• **WRITTEN PROBLEM**
Repeat every line of the listing below exactly, minus the pictures.

• **LISTED RECORDS**
--------------------
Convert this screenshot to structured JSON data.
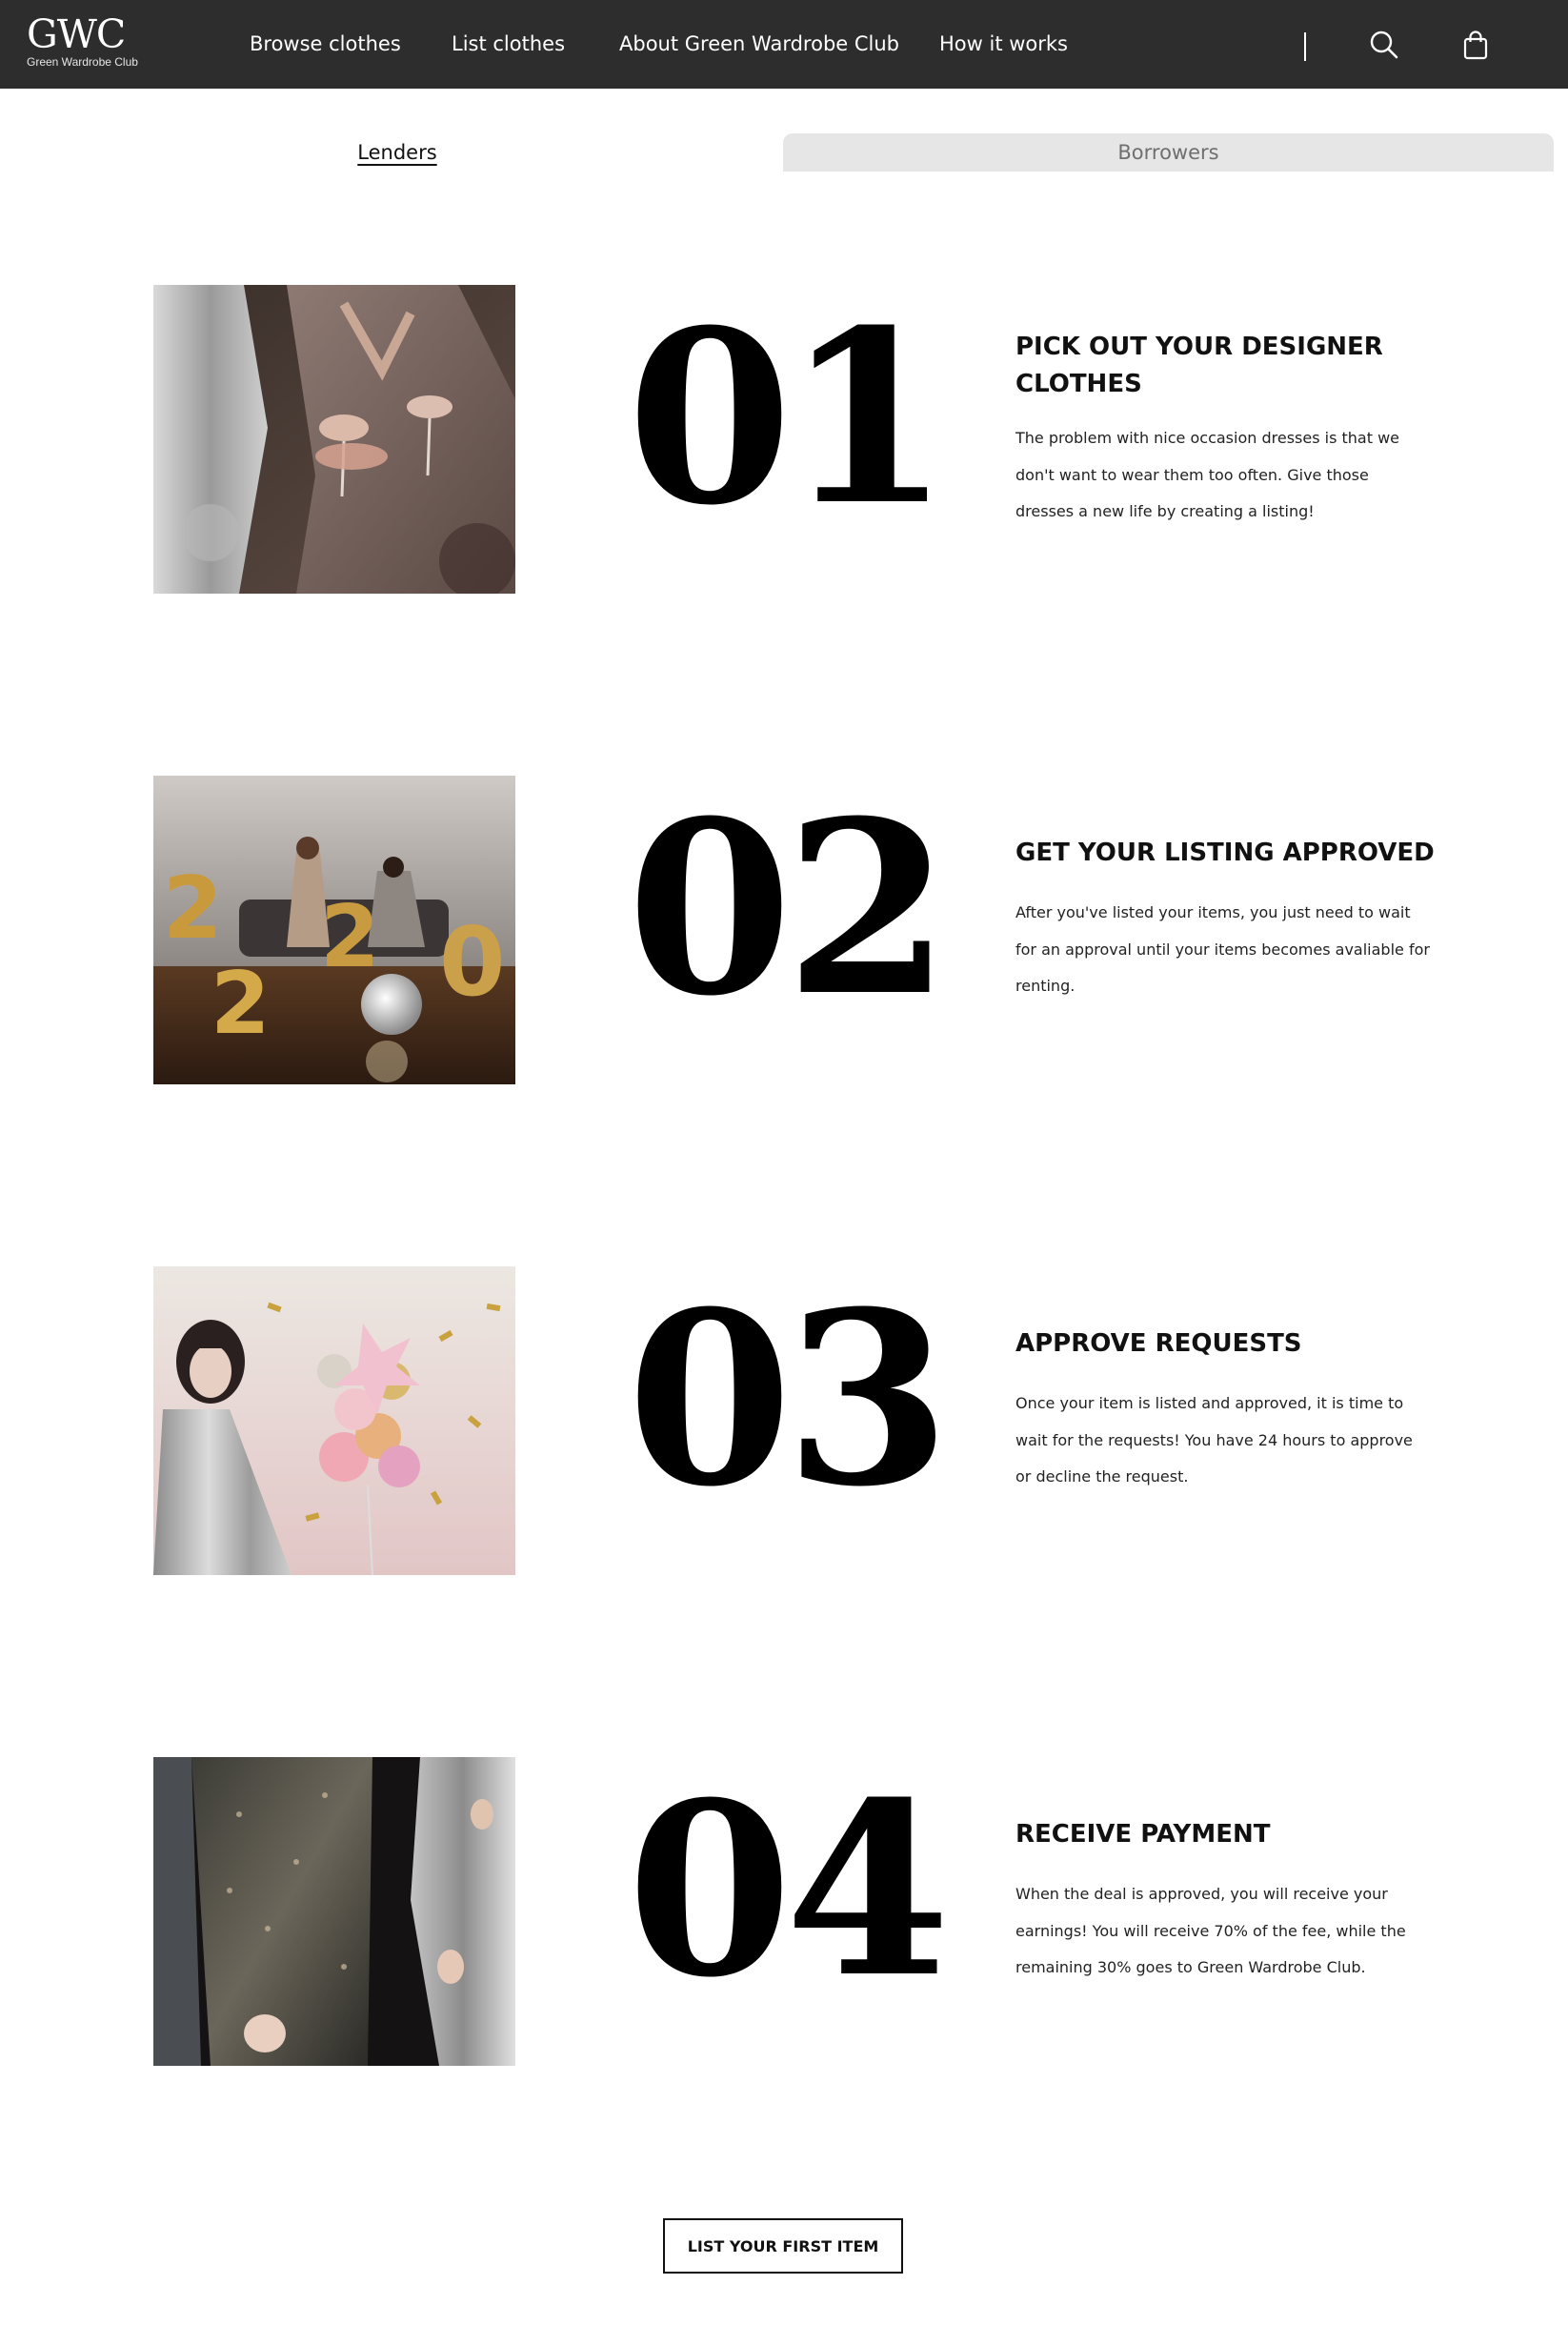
{
  "header": {
    "logo_mark": "GWC",
    "logo_sub": "Green Wardrobe Club",
    "nav": [
      {
        "label": "Browse clothes"
      },
      {
        "label": "List clothes"
      },
      {
        "label": "About Green Wardrobe Club"
      },
      {
        "label": "How it works"
      }
    ],
    "icons": {
      "search": "search-icon",
      "cart": "shopping-bag-icon"
    }
  },
  "tabs": [
    {
      "label": "Lenders",
      "active": true
    },
    {
      "label": "Borrowers",
      "active": false
    }
  ],
  "steps": [
    {
      "number": "01",
      "title": "PICK OUT YOUR DESIGNER CLOTHES",
      "text": "The problem with nice occasion dresses is that we don't want to wear them too often. Give those dresses a new life by creating a listing!"
    },
    {
      "number": "02",
      "title": "GET YOUR LISTING APPROVED",
      "text": "After you've listed your items, you just need to wait for an approval until your items becomes avaliable for renting."
    },
    {
      "number": "03",
      "title": "APPROVE REQUESTS",
      "text": "Once your item is listed and approved, it is time to wait for the requests! You have 24 hours to approve or decline the request."
    },
    {
      "number": "04",
      "title": "RECEIVE PAYMENT",
      "text": "When the deal is approved, you will receive your earnings! You will receive 70% of the fee, while the remaining 30% goes to Green Wardrobe Club."
    }
  ],
  "cta": {
    "label": "LIST YOUR FIRST ITEM"
  },
  "colors": {
    "nav_bg": "#2d2d2d",
    "tab_inactive_bg": "#e6e6e6",
    "text": "#111111"
  }
}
--------------------
• **THE COMPLETED TASK**
Convert this screenshot to structured JSON data.
{
  "header": {
    "logo_mark": "GWC",
    "logo_sub": "Green Wardrobe Club",
    "nav": [
      {
        "label": "Browse clothes"
      },
      {
        "label": "List clothes"
      },
      {
        "label": "About Green Wardrobe Club"
      },
      {
        "label": "How it works"
      }
    ],
    "icons": {
      "search": "search-icon",
      "cart": "shopping-bag-icon"
    }
  },
  "tabs": [
    {
      "label": "Lenders",
      "active": true
    },
    {
      "label": "Borrowers",
      "active": false
    }
  ],
  "steps": [
    {
      "number": "01",
      "title": "PICK OUT YOUR DESIGNER CLOTHES",
      "text": "The problem with nice occasion dresses is that we don't want to wear them too often. Give those dresses a new life by creating a listing!"
    },
    {
      "number": "02",
      "title": "GET YOUR LISTING APPROVED",
      "text": "After you've listed your items, you just need to wait for an approval until your items becomes avaliable for renting."
    },
    {
      "number": "03",
      "title": "APPROVE REQUESTS",
      "text": "Once your item is listed and approved, it is time to wait for the requests! You have 24 hours to approve or decline the request."
    },
    {
      "number": "04",
      "title": "RECEIVE PAYMENT",
      "text": "When the deal is approved, you will receive your earnings! You will receive 70% of the fee, while the remaining 30% goes to Green Wardrobe Club."
    }
  ],
  "cta": {
    "label": "LIST YOUR FIRST ITEM"
  },
  "colors": {
    "nav_bg": "#2d2d2d",
    "tab_inactive_bg": "#e6e6e6",
    "text": "#111111"
  }
}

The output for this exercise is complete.